* [Exercise requirements]:
Lines containing the string "upper" are to be counted; report the number and nothing more.

* [Source records]:

----

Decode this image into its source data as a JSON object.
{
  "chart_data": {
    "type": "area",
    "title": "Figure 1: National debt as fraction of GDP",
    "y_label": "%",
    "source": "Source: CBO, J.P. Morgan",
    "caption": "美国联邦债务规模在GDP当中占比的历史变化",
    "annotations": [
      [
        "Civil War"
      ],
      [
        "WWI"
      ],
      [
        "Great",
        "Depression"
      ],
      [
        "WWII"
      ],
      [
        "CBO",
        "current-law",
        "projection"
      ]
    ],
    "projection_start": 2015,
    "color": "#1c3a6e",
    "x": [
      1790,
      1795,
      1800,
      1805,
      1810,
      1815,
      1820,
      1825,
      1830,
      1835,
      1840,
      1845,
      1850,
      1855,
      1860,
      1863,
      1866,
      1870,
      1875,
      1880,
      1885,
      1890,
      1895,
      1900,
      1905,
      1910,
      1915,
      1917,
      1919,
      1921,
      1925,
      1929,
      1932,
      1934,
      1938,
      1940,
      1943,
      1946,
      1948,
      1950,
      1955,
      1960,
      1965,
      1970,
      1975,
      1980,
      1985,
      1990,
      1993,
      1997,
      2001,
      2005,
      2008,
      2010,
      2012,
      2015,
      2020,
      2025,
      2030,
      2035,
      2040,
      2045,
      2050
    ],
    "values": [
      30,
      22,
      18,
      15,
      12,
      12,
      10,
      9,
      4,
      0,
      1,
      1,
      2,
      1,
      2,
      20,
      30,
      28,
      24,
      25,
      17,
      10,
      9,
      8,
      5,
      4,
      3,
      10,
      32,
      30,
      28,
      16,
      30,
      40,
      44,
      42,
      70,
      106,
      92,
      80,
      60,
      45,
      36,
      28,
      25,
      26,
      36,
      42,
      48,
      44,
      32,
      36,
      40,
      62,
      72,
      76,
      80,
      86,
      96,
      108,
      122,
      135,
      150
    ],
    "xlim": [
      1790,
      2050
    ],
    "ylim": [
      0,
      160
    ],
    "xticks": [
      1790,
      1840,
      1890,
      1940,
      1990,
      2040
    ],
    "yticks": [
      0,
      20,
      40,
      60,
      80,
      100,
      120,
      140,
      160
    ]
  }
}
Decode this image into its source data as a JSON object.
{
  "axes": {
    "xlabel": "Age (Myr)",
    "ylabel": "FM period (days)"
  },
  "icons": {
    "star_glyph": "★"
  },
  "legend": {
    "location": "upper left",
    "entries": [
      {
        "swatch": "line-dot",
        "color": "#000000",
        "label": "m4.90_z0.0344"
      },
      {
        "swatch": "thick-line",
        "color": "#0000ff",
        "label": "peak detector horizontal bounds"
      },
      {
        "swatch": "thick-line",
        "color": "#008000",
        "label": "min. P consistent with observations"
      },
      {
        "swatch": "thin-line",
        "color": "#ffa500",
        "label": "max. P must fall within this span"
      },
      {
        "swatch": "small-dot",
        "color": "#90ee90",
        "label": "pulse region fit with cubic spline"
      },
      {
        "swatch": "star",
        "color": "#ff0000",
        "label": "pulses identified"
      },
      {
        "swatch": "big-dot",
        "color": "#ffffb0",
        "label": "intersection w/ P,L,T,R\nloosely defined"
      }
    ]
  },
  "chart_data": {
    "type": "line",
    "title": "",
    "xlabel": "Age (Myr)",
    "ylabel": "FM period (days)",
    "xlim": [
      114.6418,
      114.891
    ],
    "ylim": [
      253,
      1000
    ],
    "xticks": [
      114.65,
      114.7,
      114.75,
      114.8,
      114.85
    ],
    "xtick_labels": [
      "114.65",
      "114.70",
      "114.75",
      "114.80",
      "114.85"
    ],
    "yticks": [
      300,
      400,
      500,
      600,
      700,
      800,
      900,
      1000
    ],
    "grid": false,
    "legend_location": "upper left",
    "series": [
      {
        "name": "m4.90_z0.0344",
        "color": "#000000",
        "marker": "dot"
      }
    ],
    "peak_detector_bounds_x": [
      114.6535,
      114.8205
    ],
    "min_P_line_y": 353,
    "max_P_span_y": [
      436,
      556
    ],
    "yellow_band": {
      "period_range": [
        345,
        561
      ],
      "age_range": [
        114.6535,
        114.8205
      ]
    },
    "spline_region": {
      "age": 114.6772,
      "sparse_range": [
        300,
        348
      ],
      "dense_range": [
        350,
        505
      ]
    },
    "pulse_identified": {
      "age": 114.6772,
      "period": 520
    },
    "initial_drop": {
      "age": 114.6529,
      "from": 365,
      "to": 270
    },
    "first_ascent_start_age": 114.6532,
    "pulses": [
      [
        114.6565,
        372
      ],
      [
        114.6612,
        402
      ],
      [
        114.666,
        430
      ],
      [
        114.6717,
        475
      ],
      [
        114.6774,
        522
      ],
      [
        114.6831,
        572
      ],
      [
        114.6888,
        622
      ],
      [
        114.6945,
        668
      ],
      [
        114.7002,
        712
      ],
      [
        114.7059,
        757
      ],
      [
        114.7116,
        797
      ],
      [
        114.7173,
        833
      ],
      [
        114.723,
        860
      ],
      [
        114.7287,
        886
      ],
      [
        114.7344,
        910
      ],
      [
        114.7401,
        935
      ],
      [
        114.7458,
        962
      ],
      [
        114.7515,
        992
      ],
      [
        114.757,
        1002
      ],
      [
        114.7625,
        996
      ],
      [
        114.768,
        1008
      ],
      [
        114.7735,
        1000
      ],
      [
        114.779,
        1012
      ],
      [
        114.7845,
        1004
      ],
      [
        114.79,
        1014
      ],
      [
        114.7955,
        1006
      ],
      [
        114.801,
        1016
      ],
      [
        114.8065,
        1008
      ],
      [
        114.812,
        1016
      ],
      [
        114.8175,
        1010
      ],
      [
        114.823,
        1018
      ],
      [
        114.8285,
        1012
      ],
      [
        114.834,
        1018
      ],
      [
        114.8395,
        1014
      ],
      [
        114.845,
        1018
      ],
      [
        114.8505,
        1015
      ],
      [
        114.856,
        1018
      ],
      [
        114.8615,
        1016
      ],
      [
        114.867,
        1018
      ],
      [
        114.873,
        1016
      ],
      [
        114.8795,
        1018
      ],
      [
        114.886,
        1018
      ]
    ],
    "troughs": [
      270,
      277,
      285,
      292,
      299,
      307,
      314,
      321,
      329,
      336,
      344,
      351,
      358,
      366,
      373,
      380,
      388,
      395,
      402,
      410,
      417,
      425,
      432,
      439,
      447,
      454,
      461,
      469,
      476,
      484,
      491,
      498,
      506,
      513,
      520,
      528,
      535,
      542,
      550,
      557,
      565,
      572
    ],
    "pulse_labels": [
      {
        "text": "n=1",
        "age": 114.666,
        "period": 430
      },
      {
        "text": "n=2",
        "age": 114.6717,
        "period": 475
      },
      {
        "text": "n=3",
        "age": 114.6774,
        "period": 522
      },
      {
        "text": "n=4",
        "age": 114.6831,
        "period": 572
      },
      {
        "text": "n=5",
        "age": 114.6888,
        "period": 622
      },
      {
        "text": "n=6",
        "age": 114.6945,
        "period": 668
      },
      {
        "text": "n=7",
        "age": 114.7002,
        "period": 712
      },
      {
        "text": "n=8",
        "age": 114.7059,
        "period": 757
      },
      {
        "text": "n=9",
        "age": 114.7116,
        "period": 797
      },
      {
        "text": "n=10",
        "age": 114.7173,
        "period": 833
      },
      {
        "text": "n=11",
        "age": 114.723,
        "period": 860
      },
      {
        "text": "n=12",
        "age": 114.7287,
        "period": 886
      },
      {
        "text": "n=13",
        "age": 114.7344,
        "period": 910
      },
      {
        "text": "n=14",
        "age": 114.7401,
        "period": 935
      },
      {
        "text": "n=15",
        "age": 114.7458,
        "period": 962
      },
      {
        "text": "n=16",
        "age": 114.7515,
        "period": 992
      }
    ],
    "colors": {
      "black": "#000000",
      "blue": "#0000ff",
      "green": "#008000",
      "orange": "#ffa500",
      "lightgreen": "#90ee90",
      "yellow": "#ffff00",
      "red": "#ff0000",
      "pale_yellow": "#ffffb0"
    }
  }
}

----

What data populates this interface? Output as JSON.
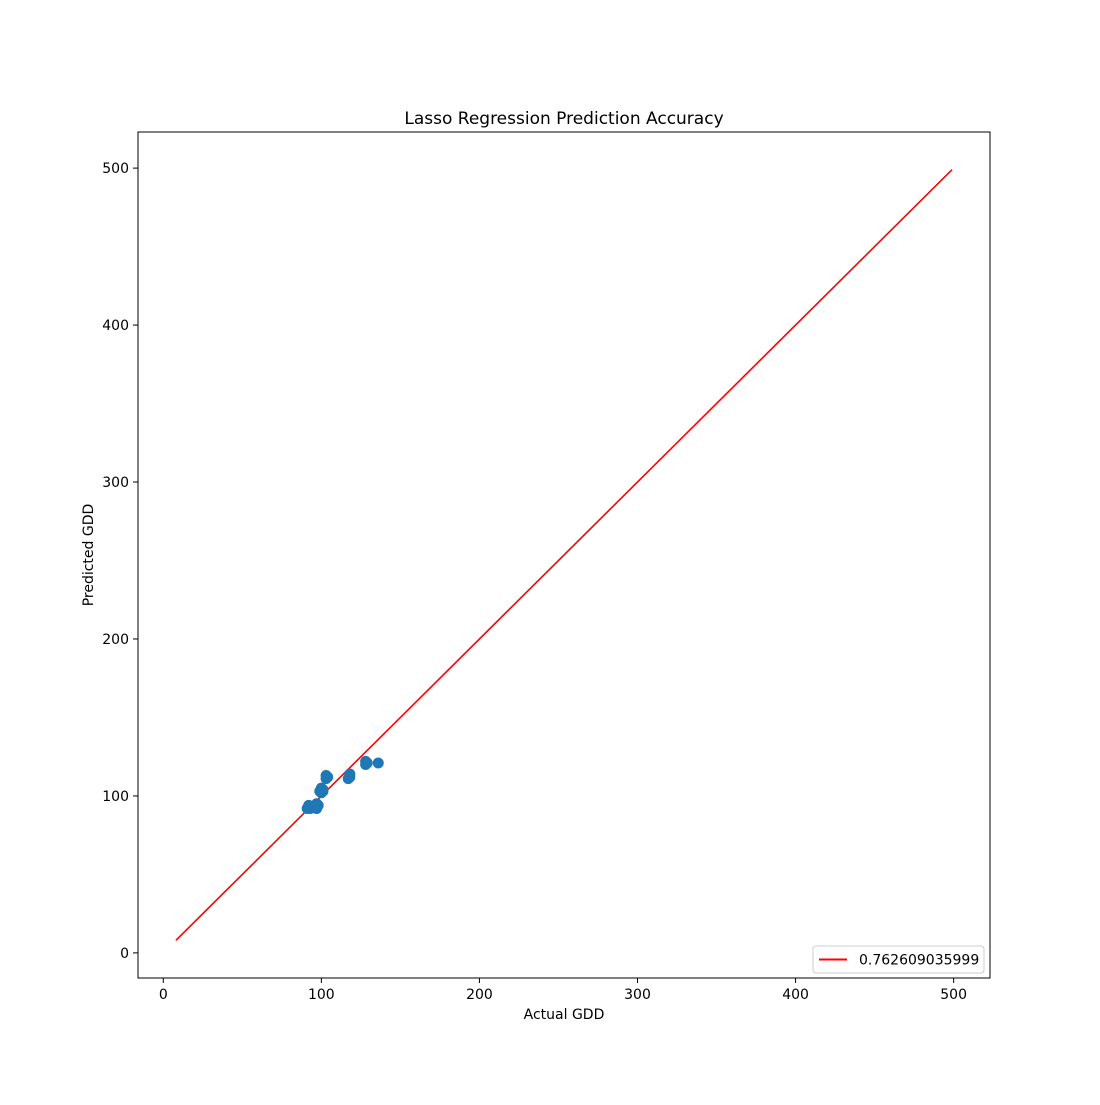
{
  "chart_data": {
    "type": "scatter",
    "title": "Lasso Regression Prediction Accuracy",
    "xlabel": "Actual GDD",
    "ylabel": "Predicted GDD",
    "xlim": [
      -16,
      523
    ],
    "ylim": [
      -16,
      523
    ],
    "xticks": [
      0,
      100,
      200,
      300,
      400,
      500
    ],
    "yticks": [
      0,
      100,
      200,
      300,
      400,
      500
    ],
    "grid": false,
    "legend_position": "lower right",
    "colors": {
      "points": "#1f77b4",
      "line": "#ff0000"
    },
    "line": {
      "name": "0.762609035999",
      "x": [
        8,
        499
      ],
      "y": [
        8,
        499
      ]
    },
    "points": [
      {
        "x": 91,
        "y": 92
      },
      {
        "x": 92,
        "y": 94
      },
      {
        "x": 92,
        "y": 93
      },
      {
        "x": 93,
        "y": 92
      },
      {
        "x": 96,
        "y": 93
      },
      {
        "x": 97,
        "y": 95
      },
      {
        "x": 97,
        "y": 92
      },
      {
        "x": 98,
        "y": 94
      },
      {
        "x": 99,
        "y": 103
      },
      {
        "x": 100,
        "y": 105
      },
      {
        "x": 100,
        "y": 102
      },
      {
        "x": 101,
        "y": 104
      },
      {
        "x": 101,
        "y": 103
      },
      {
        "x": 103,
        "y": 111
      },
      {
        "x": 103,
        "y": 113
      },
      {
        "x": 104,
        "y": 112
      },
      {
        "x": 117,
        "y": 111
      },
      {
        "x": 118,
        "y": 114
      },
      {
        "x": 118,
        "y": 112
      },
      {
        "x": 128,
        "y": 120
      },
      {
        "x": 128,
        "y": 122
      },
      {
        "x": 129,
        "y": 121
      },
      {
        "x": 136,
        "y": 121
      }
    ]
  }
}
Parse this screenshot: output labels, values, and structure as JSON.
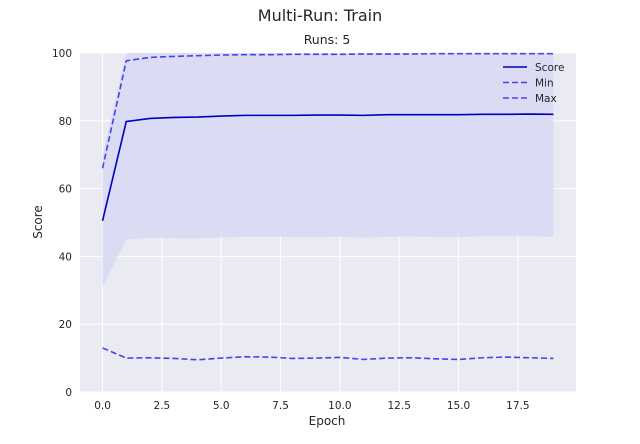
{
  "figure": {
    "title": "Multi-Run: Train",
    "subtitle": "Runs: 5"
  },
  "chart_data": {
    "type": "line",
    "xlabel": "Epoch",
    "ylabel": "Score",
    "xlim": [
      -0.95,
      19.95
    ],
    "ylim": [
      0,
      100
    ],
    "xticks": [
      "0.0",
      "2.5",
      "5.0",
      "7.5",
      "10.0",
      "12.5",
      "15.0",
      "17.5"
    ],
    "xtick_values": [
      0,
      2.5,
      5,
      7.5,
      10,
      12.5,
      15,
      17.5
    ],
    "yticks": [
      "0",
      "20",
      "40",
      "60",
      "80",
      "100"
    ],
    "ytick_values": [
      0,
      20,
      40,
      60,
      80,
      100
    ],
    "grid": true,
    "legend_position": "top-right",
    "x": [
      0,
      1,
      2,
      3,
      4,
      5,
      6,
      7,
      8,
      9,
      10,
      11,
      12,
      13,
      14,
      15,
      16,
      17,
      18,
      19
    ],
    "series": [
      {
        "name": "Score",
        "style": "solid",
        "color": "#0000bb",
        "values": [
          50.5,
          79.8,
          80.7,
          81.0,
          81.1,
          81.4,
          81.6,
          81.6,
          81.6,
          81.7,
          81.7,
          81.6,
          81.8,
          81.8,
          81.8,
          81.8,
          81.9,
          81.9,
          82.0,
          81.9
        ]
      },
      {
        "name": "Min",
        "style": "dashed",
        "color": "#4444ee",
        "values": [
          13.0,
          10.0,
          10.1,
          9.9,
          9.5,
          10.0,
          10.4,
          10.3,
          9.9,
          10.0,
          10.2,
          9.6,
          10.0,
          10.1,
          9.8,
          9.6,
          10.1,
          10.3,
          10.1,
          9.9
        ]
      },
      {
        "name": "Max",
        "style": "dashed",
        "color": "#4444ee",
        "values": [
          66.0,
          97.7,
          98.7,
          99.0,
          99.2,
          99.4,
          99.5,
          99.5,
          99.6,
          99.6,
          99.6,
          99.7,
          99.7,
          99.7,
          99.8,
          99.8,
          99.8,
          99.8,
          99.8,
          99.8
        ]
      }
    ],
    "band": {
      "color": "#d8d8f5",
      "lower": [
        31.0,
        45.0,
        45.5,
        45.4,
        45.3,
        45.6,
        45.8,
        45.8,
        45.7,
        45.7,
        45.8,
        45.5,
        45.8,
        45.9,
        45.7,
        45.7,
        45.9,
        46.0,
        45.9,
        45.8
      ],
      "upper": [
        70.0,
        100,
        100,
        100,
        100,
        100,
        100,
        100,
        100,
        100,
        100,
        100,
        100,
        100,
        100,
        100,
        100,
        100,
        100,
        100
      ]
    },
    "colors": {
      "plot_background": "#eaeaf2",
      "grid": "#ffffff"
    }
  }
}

----

* [Completed task]:
3